:: What to produce ::
Return the lines below that carry the word "Folders".

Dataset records
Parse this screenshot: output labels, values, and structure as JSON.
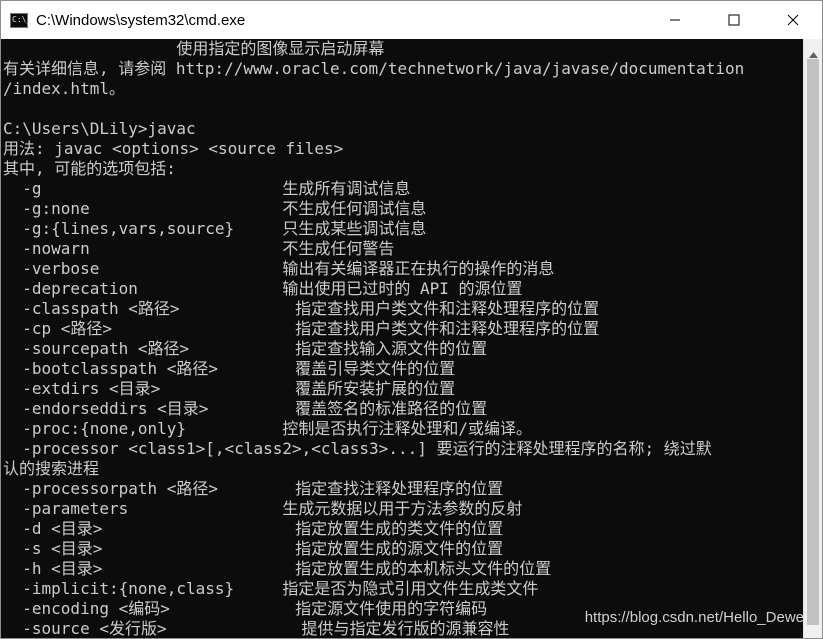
{
  "window": {
    "title": "C:\\Windows\\system32\\cmd.exe",
    "app_icon_text": "C:\\_",
    "controls": [
      "minimize-icon",
      "maximize-icon",
      "close-icon"
    ]
  },
  "console": {
    "text_color": "#cccccc",
    "background": "#0c0c0c",
    "lines": [
      "                  使用指定的图像显示启动屏幕",
      "有关详细信息, 请参阅 http://www.oracle.com/technetwork/java/javase/documentation",
      "/index.html。",
      "",
      "C:\\Users\\DLily>javac",
      "用法: javac <options> <source files>",
      "其中, 可能的选项包括:",
      "  -g                         生成所有调试信息",
      "  -g:none                    不生成任何调试信息",
      "  -g:{lines,vars,source}     只生成某些调试信息",
      "  -nowarn                    不生成任何警告",
      "  -verbose                   输出有关编译器正在执行的操作的消息",
      "  -deprecation               输出使用已过时的 API 的源位置",
      "  -classpath <路径>            指定查找用户类文件和注释处理程序的位置",
      "  -cp <路径>                   指定查找用户类文件和注释处理程序的位置",
      "  -sourcepath <路径>           指定查找输入源文件的位置",
      "  -bootclasspath <路径>        覆盖引导类文件的位置",
      "  -extdirs <目录>              覆盖所安装扩展的位置",
      "  -endorseddirs <目录>         覆盖签名的标准路径的位置",
      "  -proc:{none,only}          控制是否执行注释处理和/或编译。",
      "  -processor <class1>[,<class2>,<class3>...] 要运行的注释处理程序的名称; 绕过默",
      "认的搜索进程",
      "  -processorpath <路径>        指定查找注释处理程序的位置",
      "  -parameters                生成元数据以用于方法参数的反射",
      "  -d <目录>                    指定放置生成的类文件的位置",
      "  -s <目录>                    指定放置生成的源文件的位置",
      "  -h <目录>                    指定放置生成的本机标头文件的位置",
      "  -implicit:{none,class}     指定是否为隐式引用文件生成类文件",
      "  -encoding <编码>             指定源文件使用的字符编码",
      "  -source <发行版>              提供与指定发行版的源兼容性"
    ]
  },
  "scrollbar": {
    "up_arrow": "▲"
  },
  "watermark": "https://blog.csdn.net/Hello_Dewe"
}
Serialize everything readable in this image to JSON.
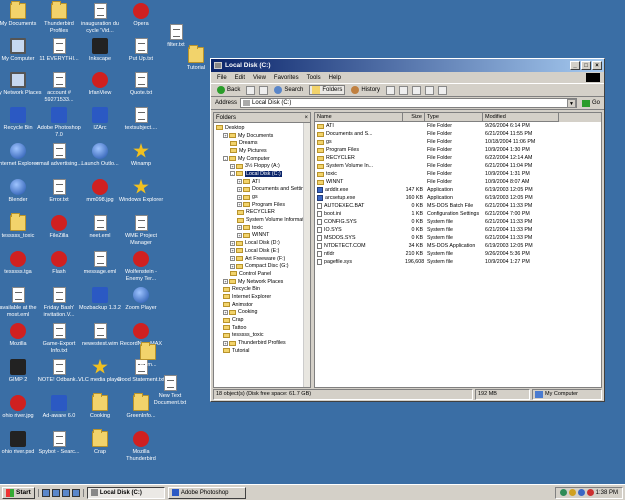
{
  "desktop": {
    "icons": [
      {
        "label": "My Documents",
        "icon": "folder"
      },
      {
        "label": "Thunderbird Profiles",
        "icon": "folder"
      },
      {
        "label": "inauguration du cycle 'Vid...",
        "icon": "doc"
      },
      {
        "label": "Opera",
        "icon": "red"
      },
      {
        "label": "My Computer",
        "icon": "monitor"
      },
      {
        "label": "11 EVERYTHI...",
        "icon": "doc"
      },
      {
        "label": "Inkscape",
        "icon": "blk"
      },
      {
        "label": "Put Up.txt",
        "icon": "doc"
      },
      {
        "label": "My Network Places",
        "icon": "monitor"
      },
      {
        "label": "account # 59271533...",
        "icon": "doc"
      },
      {
        "label": "IrfanView",
        "icon": "red"
      },
      {
        "label": "Quote.txt",
        "icon": "doc"
      },
      {
        "label": "Recycle Bin",
        "icon": "app"
      },
      {
        "label": "Adobe Photoshop 7.0",
        "icon": "app"
      },
      {
        "label": "IZArc",
        "icon": "app"
      },
      {
        "label": "textsubject....",
        "icon": "doc"
      },
      {
        "label": "Internet Explorer",
        "icon": "orb"
      },
      {
        "label": "email advertising...",
        "icon": "doc"
      },
      {
        "label": "Launch Outlo...",
        "icon": "orb"
      },
      {
        "label": "Winamp",
        "icon": "star"
      },
      {
        "label": "Blender",
        "icon": "orb"
      },
      {
        "label": "Error.txt",
        "icon": "doc"
      },
      {
        "label": "mm098.jpg",
        "icon": "red"
      },
      {
        "label": "Windows Explorer",
        "icon": "star"
      },
      {
        "label": "tesssss_toxic",
        "icon": "folder"
      },
      {
        "label": "FileZilla",
        "icon": "red"
      },
      {
        "label": "neet.eml",
        "icon": "doc"
      },
      {
        "label": "WME Project Manager",
        "icon": "doc"
      },
      {
        "label": "tesssss.tga",
        "icon": "red"
      },
      {
        "label": "Flash",
        "icon": "red"
      },
      {
        "label": "message.eml",
        "icon": "doc"
      },
      {
        "label": "Wolfenstein - Enemy Ter...",
        "icon": "red"
      },
      {
        "label": "available at the most.eml",
        "icon": "doc"
      },
      {
        "label": "Friday Bash' invitation.V...",
        "icon": "doc"
      },
      {
        "label": "Mozbackup 1.3.2",
        "icon": "app"
      },
      {
        "label": "Zoom Player",
        "icon": "orb"
      },
      {
        "label": "Mozilla",
        "icon": "red"
      },
      {
        "label": "Game-Export Info.txt",
        "icon": "doc"
      },
      {
        "label": "newestest.wim",
        "icon": "doc"
      },
      {
        "label": "RecordNow MAX",
        "icon": "red"
      },
      {
        "label": "GIMP 2",
        "icon": "blk"
      },
      {
        "label": "NOTE! Odbank...",
        "icon": "doc"
      },
      {
        "label": "VLC media player",
        "icon": "star"
      },
      {
        "label": "Good Statement.txt",
        "icon": "doc"
      },
      {
        "label": "ohio river.jpg",
        "icon": "red"
      },
      {
        "label": "Ad-aware 6.0",
        "icon": "app"
      },
      {
        "label": "Cooking",
        "icon": "folder"
      },
      {
        "label": "GreenInfo...",
        "icon": "folder"
      },
      {
        "label": "ohio river.psd",
        "icon": "blk"
      },
      {
        "label": "Spybot - Searc...",
        "icon": "doc"
      },
      {
        "label": "Crap",
        "icon": "folder"
      },
      {
        "label": "Mozilla Thunderbird",
        "icon": "red"
      },
      {
        "label": "filter.txt",
        "icon": "doc"
      },
      {
        "label": "Tutorial",
        "icon": "folder"
      },
      {
        "label": "Anim...",
        "icon": "folder"
      },
      {
        "label": "New Text Document.txt",
        "icon": "doc"
      }
    ]
  },
  "window": {
    "title": "Local Disk (C:)",
    "menu": [
      "File",
      "Edit",
      "View",
      "Favorites",
      "Tools",
      "Help"
    ],
    "toolbar": {
      "back": "Back",
      "search": "Search",
      "folders": "Folders",
      "history": "History"
    },
    "address_label": "Address",
    "address_value": "Local Disk (C:)",
    "go_label": "Go",
    "folders_title": "Folders",
    "tree": [
      {
        "label": "Desktop",
        "depth": 0
      },
      {
        "label": "My Documents",
        "depth": 1,
        "pl": "+"
      },
      {
        "label": "Dreams",
        "depth": 2
      },
      {
        "label": "My Pictures",
        "depth": 2
      },
      {
        "label": "My Computer",
        "depth": 1,
        "pl": "-"
      },
      {
        "label": "3½ Floppy (A:)",
        "depth": 2,
        "pl": "+"
      },
      {
        "label": "Local Disk (C:)",
        "depth": 2,
        "pl": "-",
        "sel": true
      },
      {
        "label": "ATI",
        "depth": 3,
        "pl": "+"
      },
      {
        "label": "Documents and Settings",
        "depth": 3,
        "pl": "+"
      },
      {
        "label": "gs",
        "depth": 3,
        "pl": "+"
      },
      {
        "label": "Program Files",
        "depth": 3,
        "pl": "+"
      },
      {
        "label": "RECYCLER",
        "depth": 3
      },
      {
        "label": "System Volume Informati",
        "depth": 3
      },
      {
        "label": "toxic",
        "depth": 3,
        "pl": "+"
      },
      {
        "label": "WINNT",
        "depth": 3,
        "pl": "+"
      },
      {
        "label": "Local Disk (D:)",
        "depth": 2,
        "pl": "+"
      },
      {
        "label": "Local Disk (E:)",
        "depth": 2,
        "pl": "+"
      },
      {
        "label": "Art Freeware (F:)",
        "depth": 2,
        "pl": "+"
      },
      {
        "label": "Compact Disc (G:)",
        "depth": 2,
        "pl": "+"
      },
      {
        "label": "Control Panel",
        "depth": 2
      },
      {
        "label": "My Network Places",
        "depth": 1,
        "pl": "+"
      },
      {
        "label": "Recycle Bin",
        "depth": 1
      },
      {
        "label": "Internet Explorer",
        "depth": 1
      },
      {
        "label": "Animstor",
        "depth": 1
      },
      {
        "label": "Cooking",
        "depth": 1,
        "pl": "+"
      },
      {
        "label": "Crap",
        "depth": 1
      },
      {
        "label": "Tattoo",
        "depth": 1
      },
      {
        "label": "tesssss_toxic",
        "depth": 1
      },
      {
        "label": "Thunderbird Profiles",
        "depth": 1,
        "pl": "+"
      },
      {
        "label": "Tutorial",
        "depth": 1
      }
    ],
    "columns": {
      "name": "Name",
      "size": "Size",
      "type": "Type",
      "modified": "Modified"
    },
    "files": [
      {
        "name": "ATI",
        "size": "",
        "type": "File Folder",
        "modified": "9/26/2004 6:14 PM",
        "icon": "folder"
      },
      {
        "name": "Documents and S...",
        "size": "",
        "type": "File Folder",
        "modified": "6/21/2004 11:55 PM",
        "icon": "folder"
      },
      {
        "name": "gs",
        "size": "",
        "type": "File Folder",
        "modified": "10/18/2004 11:06 PM",
        "icon": "folder"
      },
      {
        "name": "Program Files",
        "size": "",
        "type": "File Folder",
        "modified": "10/9/2004 1:30 PM",
        "icon": "folder"
      },
      {
        "name": "RECYCLER",
        "size": "",
        "type": "File Folder",
        "modified": "6/22/2004 12:14 AM",
        "icon": "folder"
      },
      {
        "name": "System Volume In...",
        "size": "",
        "type": "File Folder",
        "modified": "6/21/2004 11:04 PM",
        "icon": "folder"
      },
      {
        "name": "toxic",
        "size": "",
        "type": "File Folder",
        "modified": "10/9/2004 1:31 PM",
        "icon": "folder"
      },
      {
        "name": "WINNT",
        "size": "",
        "type": "File Folder",
        "modified": "10/9/2004 8:07 AM",
        "icon": "folder"
      },
      {
        "name": "arddir.exe",
        "size": "147 KB",
        "type": "Application",
        "modified": "6/19/2003 12:05 PM",
        "icon": "exe"
      },
      {
        "name": "arcsetup.exe",
        "size": "160 KB",
        "type": "Application",
        "modified": "6/19/2003 12:05 PM",
        "icon": "exe"
      },
      {
        "name": "AUTOEXEC.BAT",
        "size": "0 KB",
        "type": "MS-DOS Batch File",
        "modified": "6/21/2004 11:33 PM",
        "icon": "file"
      },
      {
        "name": "boot.ini",
        "size": "1 KB",
        "type": "Configuration Settings",
        "modified": "6/21/2004 7:00 PM",
        "icon": "file"
      },
      {
        "name": "CONFIG.SYS",
        "size": "0 KB",
        "type": "System file",
        "modified": "6/21/2004 11:33 PM",
        "icon": "file"
      },
      {
        "name": "IO.SYS",
        "size": "0 KB",
        "type": "System file",
        "modified": "6/21/2004 11:33 PM",
        "icon": "file"
      },
      {
        "name": "MSDOS.SYS",
        "size": "0 KB",
        "type": "System file",
        "modified": "6/21/2004 11:33 PM",
        "icon": "file"
      },
      {
        "name": "NTDETECT.COM",
        "size": "34 KB",
        "type": "MS-DOS Application",
        "modified": "6/19/2003 12:05 PM",
        "icon": "file"
      },
      {
        "name": "ntldr",
        "size": "210 KB",
        "type": "System file",
        "modified": "9/26/2004 5:36 PM",
        "icon": "file"
      },
      {
        "name": "pagefile.sys",
        "size": "196,608 KB",
        "type": "System file",
        "modified": "10/9/2004 1:27 PM",
        "icon": "file"
      }
    ],
    "status": {
      "objects": "18 object(s) (Disk free space: 61.7 GB)",
      "size": "192 MB",
      "location": "My Computer"
    }
  },
  "taskbar": {
    "start": "Start",
    "tasks": [
      {
        "label": "Local Disk (C:)",
        "active": true
      },
      {
        "label": "Adobe Photoshop",
        "active": false
      }
    ],
    "clock": "1:38 PM"
  }
}
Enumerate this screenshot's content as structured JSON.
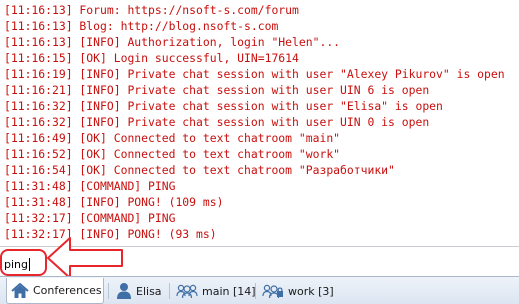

:: Correct output ::
      "folders": "Folders",
    "folders_title": "Folders",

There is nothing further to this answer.